> [Given task] Reproduce the material exactly, omitting nothing.
======== Material provided ========
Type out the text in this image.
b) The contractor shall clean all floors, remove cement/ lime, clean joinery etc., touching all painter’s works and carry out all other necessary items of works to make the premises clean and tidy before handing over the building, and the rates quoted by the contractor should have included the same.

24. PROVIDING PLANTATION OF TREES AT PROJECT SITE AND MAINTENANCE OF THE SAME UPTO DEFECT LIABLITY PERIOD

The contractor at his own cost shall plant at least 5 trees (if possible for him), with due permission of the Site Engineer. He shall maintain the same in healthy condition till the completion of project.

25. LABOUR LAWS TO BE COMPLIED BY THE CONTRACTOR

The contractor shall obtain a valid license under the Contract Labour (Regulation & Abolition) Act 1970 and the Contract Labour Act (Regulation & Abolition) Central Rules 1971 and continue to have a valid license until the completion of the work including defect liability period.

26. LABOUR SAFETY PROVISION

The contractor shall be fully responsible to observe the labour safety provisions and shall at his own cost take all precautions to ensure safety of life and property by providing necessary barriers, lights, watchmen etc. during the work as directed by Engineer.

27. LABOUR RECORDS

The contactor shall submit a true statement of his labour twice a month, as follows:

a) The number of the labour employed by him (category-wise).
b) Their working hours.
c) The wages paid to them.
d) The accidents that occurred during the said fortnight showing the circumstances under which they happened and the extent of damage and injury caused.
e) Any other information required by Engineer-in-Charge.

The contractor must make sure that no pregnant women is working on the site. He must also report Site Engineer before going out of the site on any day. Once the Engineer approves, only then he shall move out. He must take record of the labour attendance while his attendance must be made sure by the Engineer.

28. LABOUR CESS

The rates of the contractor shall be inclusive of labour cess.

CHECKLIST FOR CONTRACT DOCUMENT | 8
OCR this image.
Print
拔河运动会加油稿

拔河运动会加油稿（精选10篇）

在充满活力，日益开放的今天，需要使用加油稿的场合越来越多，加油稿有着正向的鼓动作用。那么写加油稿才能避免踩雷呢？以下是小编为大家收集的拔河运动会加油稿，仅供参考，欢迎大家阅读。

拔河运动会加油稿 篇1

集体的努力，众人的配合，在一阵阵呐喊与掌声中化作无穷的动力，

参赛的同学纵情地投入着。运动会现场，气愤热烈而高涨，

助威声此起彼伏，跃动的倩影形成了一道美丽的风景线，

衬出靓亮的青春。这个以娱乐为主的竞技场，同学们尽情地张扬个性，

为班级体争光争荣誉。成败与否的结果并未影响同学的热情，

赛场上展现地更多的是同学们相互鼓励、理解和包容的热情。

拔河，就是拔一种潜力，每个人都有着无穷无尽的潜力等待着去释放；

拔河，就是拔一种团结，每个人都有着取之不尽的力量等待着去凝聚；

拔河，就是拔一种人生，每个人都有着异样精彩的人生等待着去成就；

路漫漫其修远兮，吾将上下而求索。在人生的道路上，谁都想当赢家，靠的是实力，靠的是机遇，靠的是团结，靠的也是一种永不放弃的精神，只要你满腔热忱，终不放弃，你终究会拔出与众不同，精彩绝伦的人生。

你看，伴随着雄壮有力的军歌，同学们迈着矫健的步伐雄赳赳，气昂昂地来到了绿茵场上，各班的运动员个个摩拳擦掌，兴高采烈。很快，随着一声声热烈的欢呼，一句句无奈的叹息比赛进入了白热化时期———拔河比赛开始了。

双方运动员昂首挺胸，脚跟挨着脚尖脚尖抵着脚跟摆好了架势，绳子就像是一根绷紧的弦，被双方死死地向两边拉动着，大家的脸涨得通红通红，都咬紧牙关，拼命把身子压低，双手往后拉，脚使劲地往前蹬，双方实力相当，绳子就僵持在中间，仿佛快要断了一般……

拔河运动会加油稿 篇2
========
> [Correct result]
Type out the text in this image.
b) The contractor shall clean all floors, remove cement/ lime, clean joinery etc., touching all painter’s works and carry out all other necessary items of works to make the premises clean and tidy before handing over the building, and the rates quoted by the contractor should have included the same.

24. PROVIDING PLANTATION OF TREES AT PROJECT SITE AND MAINTENANCE OF THE SAME UPTO DEFECT LIABLITY PERIOD

The contractor at his own cost shall plant at least 5 trees (if possible for him), with due permission of the Site Engineer. He shall maintain the same in healthy condition till the completion of project.

25. LABOUR LAWS TO BE COMPLIED BY THE CONTRACTOR

The contractor shall obtain a valid license under the Contract Labour (Regulation & Abolition) Act 1970 and the Contract Labour Act (Regulation & Abolition) Central Rules 1971 and continue to have a valid license until the completion of the work including defect liability period.

26. LABOUR SAFETY PROVISION

The contractor shall be fully responsible to observe the labour safety provisions and shall at his own cost take all precautions to ensure safety of life and property by providing necessary barriers, lights, watchmen etc. during the work as directed by Engineer.

27. LABOUR RECORDS

The contactor shall submit a true statement of his labour twice a month, as follows:

a) The number of the labour employed by him (category-wise).
b) Their working hours.
c) The wages paid to them.
d) The accidents that occurred during the said fortnight showing the circumstances under which they happened and the extent of damage and injury caused.
e) Any other information required by Engineer-in-Charge.

The contractor must make sure that no pregnant women is working on the site. He must also report Site Engineer before going out of the site on any day. Once the Engineer approves, only then he shall move out. He must take record of the labour attendance while his attendance must be made sure by the Engineer.

28. LABOUR CESS

The rates of the contractor shall be inclusive of labour cess.

CHECKLIST FOR CONTRACT DOCUMENT | 8
OCR this image.
Print
拔河运动会加油稿

拔河运动会加油稿（精选10篇）

在充满活力，日益开放的今天，需要使用加油稿的场合越来越多，加油稿有着正向的鼓动作用。那么写加油稿才能避免踩雷呢？以下是小编为大家收集的拔河运动会加油稿，仅供参考，欢迎大家阅读。

拔河运动会加油稿 篇1

集体的努力，众人的配合，在一阵阵呐喊与掌声中化作无穷的动力，

参赛的同学纵情地投入着。运动会现场，气愤热烈而高涨，

助威声此起彼伏，跃动的倩影形成了一道美丽的风景线，

衬出靓亮的青春。这个以娱乐为主的竞技场，同学们尽情地张扬个性，

为班级体争光争荣誉。成败与否的结果并未影响同学的热情，

赛场上展现地更多的是同学们相互鼓励、理解和包容的热情。

拔河，就是拔一种潜力，每个人都有着无穷无尽的潜力等待着去释放；

拔河，就是拔一种团结，每个人都有着取之不尽的力量等待着去凝聚；

拔河，就是拔一种人生，每个人都有着异样精彩的人生等待着去成就；

路漫漫其修远兮，吾将上下而求索。在人生的道路上，谁都想当赢家，靠的是实力，靠的是机遇，靠的是团结，靠的也是一种永不放弃的精神，只要你满腔热忱，终不放弃，你终究会拔出与众不同，精彩绝伦的人生。

你看，伴随着雄壮有力的军歌，同学们迈着矫健的步伐雄赳赳，气昂昂地来到了绿茵场上，各班的运动员个个摩拳擦掌，兴高采烈。很快，随着一声声热烈的欢呼，一句句无奈的叹息比赛进入了白热化时期———拔河比赛开始了。

双方运动员昂首挺胸，脚跟挨着脚尖脚尖抵着脚跟摆好了架势，绳子就像是一根绷紧的弦，被双方死死地向两边拉动着，大家的脸涨得通红通红，都咬紧牙关，拼命把身子压低，双手往后拉，脚使劲地往前蹬，双方实力相当，绳子就僵持在中间，仿佛快要断了一般……

拔河运动会加油稿 篇2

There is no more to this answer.